> [PROMPT 1]:
Answer these questions from the wedding photography passage, one per line:
(a) What is the minimum number of each piece of equipment the photographer should bring?
(b) How many photos in an hour would count as good luck?
(c) In the story about the shoes, what color tux did the groom wear?

::: PASSAGE PROVIDED

Assuming you work all of that out, be prepared with plenty of film and no less than two of any piece of equipment you might possibly have a need for, including camera bodies, lenses, flashes, etc. Double that for cables of any kind and for batteries. Things get dropped, lost, bent, and broken, and the happy couple isn't going to have any sympathy for YOU if your prized and expensive camera is dropped and they don't get THEIR pictures.

 

You will need to know, in advance of the big event, every possible photo setup you intend to use and plenty of them that you won't. You can't make this stuff up on the fly on the wedding day because the wedding party isn't going to give you time for it. If you get an hour to shoot 60 photos, praise your good luck.

 

You will need to be prepared to do all sorts of stuff that has nothing much to do with photography, including soothing the frayed nerves of the bride, telling groomsmen how to dress themselves, telling bridesmaids how to stand so that they don't look like they just got off a horse, keeping track of wandering ushers and relatives, making minor repairs to dresses, shirts, and floral boquets, and a long laundry list of other things you have probably never considered. If one of the groomsmen puts his flower on the wrong lapel, the bride will notice it in the photos, she probably won't like it, and it will be YOUR FAULT that it's wrong. Don't count on friendship to save you when things go wrong, especially if your friend is the groom. Few men have any concept at all how overwhelming and consuming an event a wedding is for a bride. Additionally, it's more difficult to do this work for people you know than for people you don't know. Even if you're competent, they'll treat you like a friend and ignore half of what you ask of them, rather than treating you like a person with a job to do.

 

Just to illustrate how strange things can get, here's a little story. I shot a wedding where the groom wore a white tux (and shoes) and the rest of the men wore black tuxes (and shoes). To amuse the bride, someone jokingly told her that her groom was going to wear one white shoe and one black shoe for the service. This light-hearted tension breaking one-liner sent the bride right straight over the edge. She went absolutely ballistic and had a ten minute temper tantrum. Once she calmed down enough to realize it was all a badly timed joke, she went into a ten minute crying fit. Once that was all over, another ten or fifteen minutes were required to repair the damage done to her makeup during the crying fit. In all, over a half hour of prime photo taking time was lost due to a stupid gag. I once saw a bride enter a five minute giggle fit in the middle of the service. I saw a videographer trip over a flower pedastal and send himself sprawling through the neatly posed wedding party during the vows. I've seen groomsmen pass out and I've seen a bridesmaid throw up during the service. I saw a moron with a camera and a big Metz flash on a bracket stand three rows back from the front of the church in the center of the aisle and fire that big flash off, blocking my view the entire time, until the minister calmly reminded everyone that no flash pictures were allowed during the service. Strange stuff can and will happen, so be prepared to deal with it.

::::::

> [PROMPT 2]:
In the listing, starting at its first line and ending at the line containing "slider-thumb[interactable] xyxy=(282,755,312,785)", replace "interactable" with "clickable" and write out only those lines, otherwise unchanged.

::: STORED RECORDS

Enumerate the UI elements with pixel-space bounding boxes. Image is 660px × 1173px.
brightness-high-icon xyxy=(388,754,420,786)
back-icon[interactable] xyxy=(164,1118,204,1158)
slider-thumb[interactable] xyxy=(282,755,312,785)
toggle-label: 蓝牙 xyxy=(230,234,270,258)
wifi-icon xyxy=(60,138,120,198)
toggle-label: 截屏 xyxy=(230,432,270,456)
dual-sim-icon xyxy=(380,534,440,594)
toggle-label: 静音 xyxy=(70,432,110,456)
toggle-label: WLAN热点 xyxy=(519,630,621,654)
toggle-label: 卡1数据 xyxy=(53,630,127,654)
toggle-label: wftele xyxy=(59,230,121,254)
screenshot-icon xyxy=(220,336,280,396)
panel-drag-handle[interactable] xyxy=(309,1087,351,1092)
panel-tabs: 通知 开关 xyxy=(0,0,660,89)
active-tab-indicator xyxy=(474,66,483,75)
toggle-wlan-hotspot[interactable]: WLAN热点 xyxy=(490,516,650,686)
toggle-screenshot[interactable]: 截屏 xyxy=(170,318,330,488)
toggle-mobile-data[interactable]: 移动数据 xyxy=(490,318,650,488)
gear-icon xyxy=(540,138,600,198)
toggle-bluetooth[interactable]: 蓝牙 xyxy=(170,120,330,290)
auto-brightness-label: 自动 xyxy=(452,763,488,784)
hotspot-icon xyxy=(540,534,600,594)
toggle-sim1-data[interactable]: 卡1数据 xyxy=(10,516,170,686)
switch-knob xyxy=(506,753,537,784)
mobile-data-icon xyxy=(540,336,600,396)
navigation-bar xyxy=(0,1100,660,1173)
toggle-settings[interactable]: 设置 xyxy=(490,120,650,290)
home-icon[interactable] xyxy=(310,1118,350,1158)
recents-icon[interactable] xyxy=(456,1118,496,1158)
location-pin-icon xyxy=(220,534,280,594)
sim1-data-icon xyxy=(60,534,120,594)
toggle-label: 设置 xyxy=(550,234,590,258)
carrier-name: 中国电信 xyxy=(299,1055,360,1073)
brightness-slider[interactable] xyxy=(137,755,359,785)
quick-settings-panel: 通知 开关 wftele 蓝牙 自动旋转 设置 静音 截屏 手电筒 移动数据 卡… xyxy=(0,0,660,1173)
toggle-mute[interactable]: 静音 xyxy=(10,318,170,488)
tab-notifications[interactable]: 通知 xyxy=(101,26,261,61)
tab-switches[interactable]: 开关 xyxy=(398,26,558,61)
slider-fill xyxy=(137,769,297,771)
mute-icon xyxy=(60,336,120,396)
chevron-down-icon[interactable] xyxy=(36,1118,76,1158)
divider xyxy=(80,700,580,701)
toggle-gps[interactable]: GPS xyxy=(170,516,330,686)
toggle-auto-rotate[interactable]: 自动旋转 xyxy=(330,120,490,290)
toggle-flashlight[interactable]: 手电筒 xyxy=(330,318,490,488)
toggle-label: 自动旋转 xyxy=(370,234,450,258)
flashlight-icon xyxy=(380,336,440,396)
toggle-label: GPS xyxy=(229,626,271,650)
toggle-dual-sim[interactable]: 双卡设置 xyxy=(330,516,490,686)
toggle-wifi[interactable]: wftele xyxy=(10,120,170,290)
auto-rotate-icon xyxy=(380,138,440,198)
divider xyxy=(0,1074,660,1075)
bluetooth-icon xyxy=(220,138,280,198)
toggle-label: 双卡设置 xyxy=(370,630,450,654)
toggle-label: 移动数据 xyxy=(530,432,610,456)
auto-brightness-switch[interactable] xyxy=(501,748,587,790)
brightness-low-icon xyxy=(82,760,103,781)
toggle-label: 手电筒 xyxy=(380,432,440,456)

::::::

> [RESULT 1]:
(a) No less than two of each, and double that for cables and batteries.
(b) 60 photos.
(c) A white tux.

> [RESULT 2]:
Enumerate the UI elements with pixel-space bounding boxes. Image is 660px × 1173px.
brightness-high-icon xyxy=(388,754,420,786)
back-icon[clickable] xyxy=(164,1118,204,1158)
slider-thumb[clickable] xyxy=(282,755,312,785)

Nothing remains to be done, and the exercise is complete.